Part of a data file
>>>>
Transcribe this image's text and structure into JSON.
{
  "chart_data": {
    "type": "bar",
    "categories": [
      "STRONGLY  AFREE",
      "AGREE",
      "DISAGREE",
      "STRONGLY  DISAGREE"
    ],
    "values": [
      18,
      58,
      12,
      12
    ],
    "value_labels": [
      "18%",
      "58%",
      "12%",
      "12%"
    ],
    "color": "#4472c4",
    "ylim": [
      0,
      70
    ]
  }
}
<<<<
- **WORK TO COMPLETE**:
Produce a verbatim transcription of the entries above.

- **SOLUTION TO THE PROBLEM**:
Transcribe this image's text and structure into JSON.
{
  "chart_data": {
    "type": "bar",
    "categories": [
      "STRONGLY  AFREE",
      "AGREE",
      "DISAGREE",
      "STRONGLY  DISAGREE"
    ],
    "values": [
      18,
      58,
      12,
      12
    ],
    "value_labels": [
      "18%",
      "58%",
      "12%",
      "12%"
    ],
    "color": "#4472c4",
    "ylim": [
      0,
      70
    ]
  }
}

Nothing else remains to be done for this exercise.